## What to produce:
Write out each line beneath this one exactly as it reads.

## Material for the task:
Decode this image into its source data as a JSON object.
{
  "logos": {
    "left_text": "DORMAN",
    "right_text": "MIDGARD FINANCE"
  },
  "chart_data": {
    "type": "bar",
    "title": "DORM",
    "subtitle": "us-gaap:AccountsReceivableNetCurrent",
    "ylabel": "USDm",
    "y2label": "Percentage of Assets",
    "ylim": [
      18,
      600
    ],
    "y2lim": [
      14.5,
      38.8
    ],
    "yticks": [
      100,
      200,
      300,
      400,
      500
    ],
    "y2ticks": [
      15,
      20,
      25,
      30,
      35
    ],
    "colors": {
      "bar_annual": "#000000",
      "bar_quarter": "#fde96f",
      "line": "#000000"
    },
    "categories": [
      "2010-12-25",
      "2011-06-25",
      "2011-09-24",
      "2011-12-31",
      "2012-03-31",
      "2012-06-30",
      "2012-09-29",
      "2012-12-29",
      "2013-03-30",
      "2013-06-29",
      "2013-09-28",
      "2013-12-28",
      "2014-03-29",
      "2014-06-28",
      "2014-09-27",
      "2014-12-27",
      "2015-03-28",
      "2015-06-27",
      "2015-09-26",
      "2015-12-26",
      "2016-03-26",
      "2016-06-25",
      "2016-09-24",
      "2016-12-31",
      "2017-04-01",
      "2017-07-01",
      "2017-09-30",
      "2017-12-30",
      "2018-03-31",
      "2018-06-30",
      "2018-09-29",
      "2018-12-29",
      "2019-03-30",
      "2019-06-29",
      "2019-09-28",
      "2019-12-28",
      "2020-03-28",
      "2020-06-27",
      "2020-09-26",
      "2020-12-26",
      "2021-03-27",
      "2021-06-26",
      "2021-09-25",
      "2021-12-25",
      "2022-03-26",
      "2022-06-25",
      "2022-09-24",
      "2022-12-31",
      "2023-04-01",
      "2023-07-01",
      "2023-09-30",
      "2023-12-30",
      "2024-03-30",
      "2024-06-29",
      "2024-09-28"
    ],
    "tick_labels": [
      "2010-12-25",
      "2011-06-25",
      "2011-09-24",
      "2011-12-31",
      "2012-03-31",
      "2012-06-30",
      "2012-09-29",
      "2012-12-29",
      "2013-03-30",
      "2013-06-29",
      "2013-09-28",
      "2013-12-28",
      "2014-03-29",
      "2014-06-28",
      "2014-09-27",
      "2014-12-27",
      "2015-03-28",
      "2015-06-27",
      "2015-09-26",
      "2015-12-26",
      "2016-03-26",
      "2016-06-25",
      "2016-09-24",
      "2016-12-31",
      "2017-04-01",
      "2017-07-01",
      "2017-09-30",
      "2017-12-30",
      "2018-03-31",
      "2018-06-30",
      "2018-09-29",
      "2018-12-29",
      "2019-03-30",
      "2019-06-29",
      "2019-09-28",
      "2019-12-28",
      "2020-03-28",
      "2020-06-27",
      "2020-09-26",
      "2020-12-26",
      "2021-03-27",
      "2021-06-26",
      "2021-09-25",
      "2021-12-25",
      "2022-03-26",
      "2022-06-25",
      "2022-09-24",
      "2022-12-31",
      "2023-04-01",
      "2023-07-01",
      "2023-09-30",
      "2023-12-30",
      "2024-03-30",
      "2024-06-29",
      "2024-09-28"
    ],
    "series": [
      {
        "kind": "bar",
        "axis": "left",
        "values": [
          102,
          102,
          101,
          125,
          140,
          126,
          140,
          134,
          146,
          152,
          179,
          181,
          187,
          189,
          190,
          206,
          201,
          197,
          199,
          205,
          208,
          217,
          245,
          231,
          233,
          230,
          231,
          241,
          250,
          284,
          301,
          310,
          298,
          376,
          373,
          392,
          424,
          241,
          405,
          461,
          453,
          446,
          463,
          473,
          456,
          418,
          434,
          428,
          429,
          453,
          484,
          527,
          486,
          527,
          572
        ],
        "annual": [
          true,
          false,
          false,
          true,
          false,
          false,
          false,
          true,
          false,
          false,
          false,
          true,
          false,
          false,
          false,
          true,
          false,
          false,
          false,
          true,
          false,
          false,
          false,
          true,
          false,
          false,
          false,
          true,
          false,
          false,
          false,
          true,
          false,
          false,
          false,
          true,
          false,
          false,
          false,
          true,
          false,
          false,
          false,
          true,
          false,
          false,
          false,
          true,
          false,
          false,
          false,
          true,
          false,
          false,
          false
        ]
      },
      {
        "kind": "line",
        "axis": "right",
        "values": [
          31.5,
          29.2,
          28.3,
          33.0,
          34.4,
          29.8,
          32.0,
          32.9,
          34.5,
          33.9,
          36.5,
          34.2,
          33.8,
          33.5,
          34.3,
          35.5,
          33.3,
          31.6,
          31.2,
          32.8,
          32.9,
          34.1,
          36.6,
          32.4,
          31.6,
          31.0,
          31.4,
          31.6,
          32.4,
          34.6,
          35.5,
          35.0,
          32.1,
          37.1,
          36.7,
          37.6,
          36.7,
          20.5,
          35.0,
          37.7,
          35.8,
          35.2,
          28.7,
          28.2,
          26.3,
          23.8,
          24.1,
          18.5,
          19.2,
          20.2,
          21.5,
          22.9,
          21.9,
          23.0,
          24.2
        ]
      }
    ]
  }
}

## Expected output:
Decode this image into its source data as a JSON object.
{
  "logos": {
    "left_text": "DORMAN",
    "right_text": "MIDGARD FINANCE"
  },
  "chart_data": {
    "type": "bar",
    "title": "DORM",
    "subtitle": "us-gaap:AccountsReceivableNetCurrent",
    "ylabel": "USDm",
    "y2label": "Percentage of Assets",
    "ylim": [
      18,
      600
    ],
    "y2lim": [
      14.5,
      38.8
    ],
    "yticks": [
      100,
      200,
      300,
      400,
      500
    ],
    "y2ticks": [
      15,
      20,
      25,
      30,
      35
    ],
    "colors": {
      "bar_annual": "#000000",
      "bar_quarter": "#fde96f",
      "line": "#000000"
    },
    "categories": [
      "2010-12-25",
      "2011-06-25",
      "2011-09-24",
      "2011-12-31",
      "2012-03-31",
      "2012-06-30",
      "2012-09-29",
      "2012-12-29",
      "2013-03-30",
      "2013-06-29",
      "2013-09-28",
      "2013-12-28",
      "2014-03-29",
      "2014-06-28",
      "2014-09-27",
      "2014-12-27",
      "2015-03-28",
      "2015-06-27",
      "2015-09-26",
      "2015-12-26",
      "2016-03-26",
      "2016-06-25",
      "2016-09-24",
      "2016-12-31",
      "2017-04-01",
      "2017-07-01",
      "2017-09-30",
      "2017-12-30",
      "2018-03-31",
      "2018-06-30",
      "2018-09-29",
      "2018-12-29",
      "2019-03-30",
      "2019-06-29",
      "2019-09-28",
      "2019-12-28",
      "2020-03-28",
      "2020-06-27",
      "2020-09-26",
      "2020-12-26",
      "2021-03-27",
      "2021-06-26",
      "2021-09-25",
      "2021-12-25",
      "2022-03-26",
      "2022-06-25",
      "2022-09-24",
      "2022-12-31",
      "2023-04-01",
      "2023-07-01",
      "2023-09-30",
      "2023-12-30",
      "2024-03-30",
      "2024-06-29",
      "2024-09-28"
    ],
    "tick_labels": [
      "2010-12-25",
      "2011-06-25",
      "2011-09-24",
      "2011-12-31",
      "2012-03-31",
      "2012-06-30",
      "2012-09-29",
      "2012-12-29",
      "2013-03-30",
      "2013-06-29",
      "2013-09-28",
      "2013-12-28",
      "2014-03-29",
      "2014-06-28",
      "2014-09-27",
      "2014-12-27",
      "2015-03-28",
      "2015-06-27",
      "2015-09-26",
      "2015-12-26",
      "2016-03-26",
      "2016-06-25",
      "2016-09-24",
      "2016-12-31",
      "2017-04-01",
      "2017-07-01",
      "2017-09-30",
      "2017-12-30",
      "2018-03-31",
      "2018-06-30",
      "2018-09-29",
      "2018-12-29",
      "2019-03-30",
      "2019-06-29",
      "2019-09-28",
      "2019-12-28",
      "2020-03-28",
      "2020-06-27",
      "2020-09-26",
      "2020-12-26",
      "2021-03-27",
      "2021-06-26",
      "2021-09-25",
      "2021-12-25",
      "2022-03-26",
      "2022-06-25",
      "2022-09-24",
      "2022-12-31",
      "2023-04-01",
      "2023-07-01",
      "2023-09-30",
      "2023-12-30",
      "2024-03-30",
      "2024-06-29",
      "2024-09-28"
    ],
    "series": [
      {
        "kind": "bar",
        "axis": "left",
        "values": [
          102,
          102,
          101,
          125,
          140,
          126,
          140,
          134,
          146,
          152,
          179,
          181,
          187,
          189,
          190,
          206,
          201,
          197,
          199,
          205,
          208,
          217,
          245,
          231,
          233,
          230,
          231,
          241,
          250,
          284,
          301,
          310,
          298,
          376,
          373,
          392,
          424,
          241,
          405,
          461,
          453,
          446,
          463,
          473,
          456,
          418,
          434,
          428,
          429,
          453,
          484,
          527,
          486,
          527,
          572
        ],
        "annual": [
          true,
          false,
          false,
          true,
          false,
          false,
          false,
          true,
          false,
          false,
          false,
          true,
          false,
          false,
          false,
          true,
          false,
          false,
          false,
          true,
          false,
          false,
          false,
          true,
          false,
          false,
          false,
          true,
          false,
          false,
          false,
          true,
          false,
          false,
          false,
          true,
          false,
          false,
          false,
          true,
          false,
          false,
          false,
          true,
          false,
          false,
          false,
          true,
          false,
          false,
          false,
          true,
          false,
          false,
          false
        ]
      },
      {
        "kind": "line",
        "axis": "right",
        "values": [
          31.5,
          29.2,
          28.3,
          33.0,
          34.4,
          29.8,
          32.0,
          32.9,
          34.5,
          33.9,
          36.5,
          34.2,
          33.8,
          33.5,
          34.3,
          35.5,
          33.3,
          31.6,
          31.2,
          32.8,
          32.9,
          34.1,
          36.6,
          32.4,
          31.6,
          31.0,
          31.4,
          31.6,
          32.4,
          34.6,
          35.5,
          35.0,
          32.1,
          37.1,
          36.7,
          37.6,
          36.7,
          20.5,
          35.0,
          37.7,
          35.8,
          35.2,
          28.7,
          28.2,
          26.3,
          23.8,
          24.1,
          18.5,
          19.2,
          20.2,
          21.5,
          22.9,
          21.9,
          23.0,
          24.2
        ]
      }
    ]
  }
}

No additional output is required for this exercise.